__Text block__.
※

Pete Alonso's deep impact for Mets an everyday thing
Before they became best baseball buddies, Pete Alonso and Jeff McNeil got acquainted while spending much of the 2017 season together in Port St. Lucie, Florida, the Mets’ spring training base.
Alonso was in his first full professional season, trying to figure it out with the Class A St. Lucie Mets, not quite the organization’s surefire first baseman of the future but an intriguing slugging prospect nonetheless. McNeil was older, less touted and recovering from injuries that relegated him to observer more than player during those months.
So McNeil was in the dugout one night when he witnessed what remains as readily recallable a Pete feat as any in their years of friendship.
As he sat in that same dugout years later, he pointed to left-centerfield, where the wall is marked as being 385 feet from home plate. Behind the wall is a scoreboard that rises a couple of stories. On top of that is a Mets logo that adds another several feet.
According to McNeil, Alonso blasted a baseball over all of it.
“It was the farthest ball I’ve ever seen hit,” he said. “That thing went 500 feet, I think. Landed in the middle of field 1 [in the minor-league portion of the complex] out there. That was the most impressive homer I’ve ever seen him hit.”

※

__Dataset content__.
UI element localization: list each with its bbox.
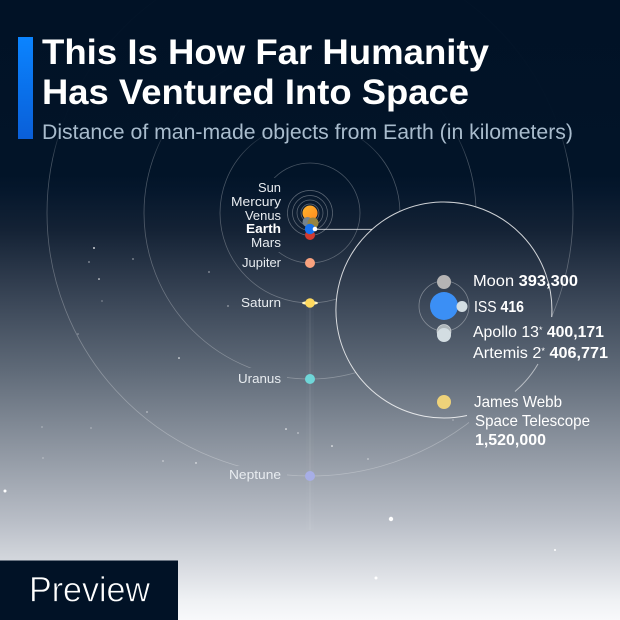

※

__Written instruction 1__.
In the Pete Alonso article, what distance from home plate is marked on the left-centerfield wall?
__Written instruction 2__.
Continue the Pete Alonso article from the point where it ends.

__Right answer 1__.
385 feet.

__Right answer 2__.
McNeil learned in that moment and during that summer what the rest of the baseball world has learned since: Alonso is an absolute force.
With his prodigious power, an increasingly well-rounded overall game and a personality about as marketable as any on the team, he has become the most valuable everyday Met — as demonstrated by his eighth-place finish in the NL MVP voting last year and a seventh-place finish in 2019, the highest by a Mets position player in the past decade.
The start to his career is such that Alonso has a legitimate chance of becoming one of the best Mets ever. He is missing just one piece: a guaranteed long-term stay in Queens.
Here is a look at the skills that helped him get there and what might lie ahead.
A ‘euphoric feeling’
Alonso’s signature move is also his most important: hitting home runs. Since he reached the majors four years ago, he leads everybody with 146. In 2021, immediately after winning a second straight Home Run Derby, he declared in an interview on ESPN, “I think I’m the best power hitter on the planet.”
Going deep is the one act on a baseball field with which he most identifies and which people most identify with him.
And you know what? You never forget your first.
“I was 9 years old,” Alonso, 28, recalled with great ease of a random afternoon nearly two decades ago. “I had a really tough day at the dish. It was a doubleheader on a Saturday. I had a really tough first game, and the first at-bat of the second game, I just took all the frustration out on the baseball and it went over the fence for the first time. It was just this incredible euphoric feeling. I wanted more.”
And so he chased more. Although he obtained that first long ball as a souvenir, Alonso was so prolific a home run hitter on the youth baseball fields of Tampa that his father, Peter Alonso, developed a routine: get the ball, throw it in the bin, get the next ball, throw it in the bin, over and over dozens of times through the years.
That collection of homer baseballs — in “two big baskets,” the younger Alonso said — still exists in the family’s home.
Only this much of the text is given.